- **OBJECTIVE**
Transcribe the data in full and exactly, omitting any pictures.

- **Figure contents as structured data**
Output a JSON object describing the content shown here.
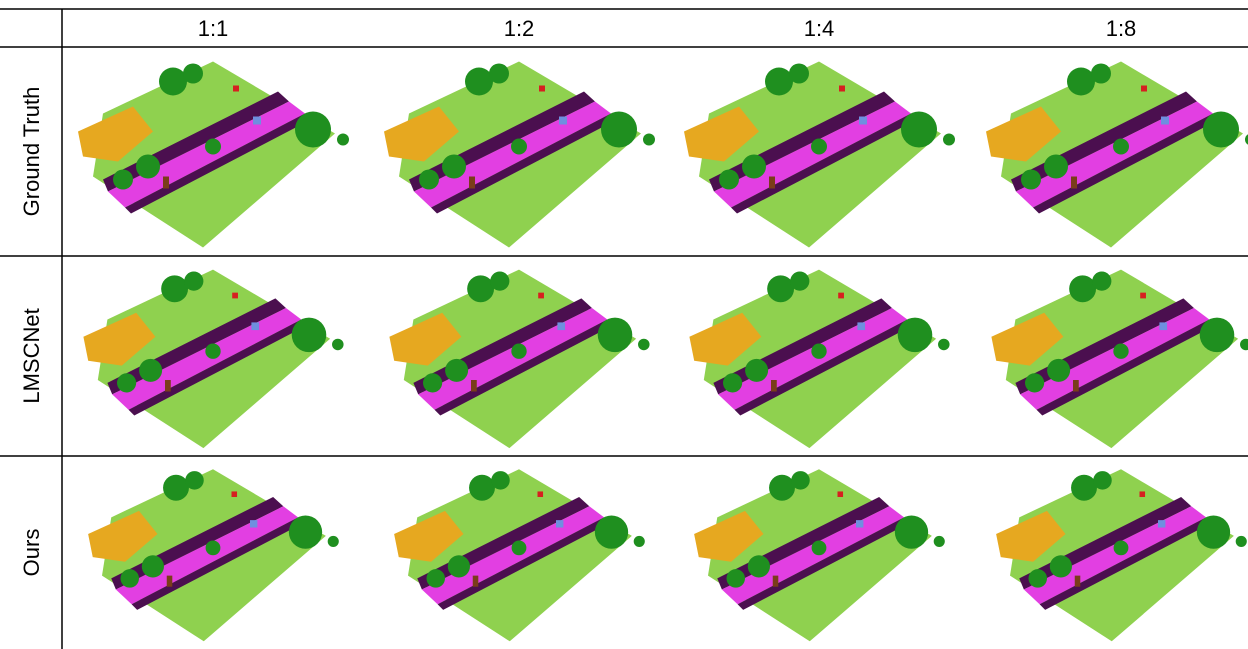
{
  "header": {
    "columns": [
      "1:1",
      "1:2",
      "1:4",
      "1:8"
    ]
  },
  "rows": [
    {
      "label": "Ground Truth"
    },
    {
      "label": "LMSCNet"
    },
    {
      "label": "Ours"
    }
  ]
}
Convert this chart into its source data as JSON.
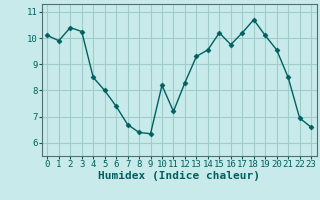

- **OUTPUT BELOW**
Output a JSON object describing the content shown here.
{
  "header": {
    "columns": [
      "1:1",
      "1:2",
      "1:4",
      "1:8"
    ]
  },
  "rows": [
    {
      "label": "Ground Truth"
    },
    {
      "label": "LMSCNet"
    },
    {
      "label": "Ours"
    }
  ]
}
Convert this chart into its source data as JSON.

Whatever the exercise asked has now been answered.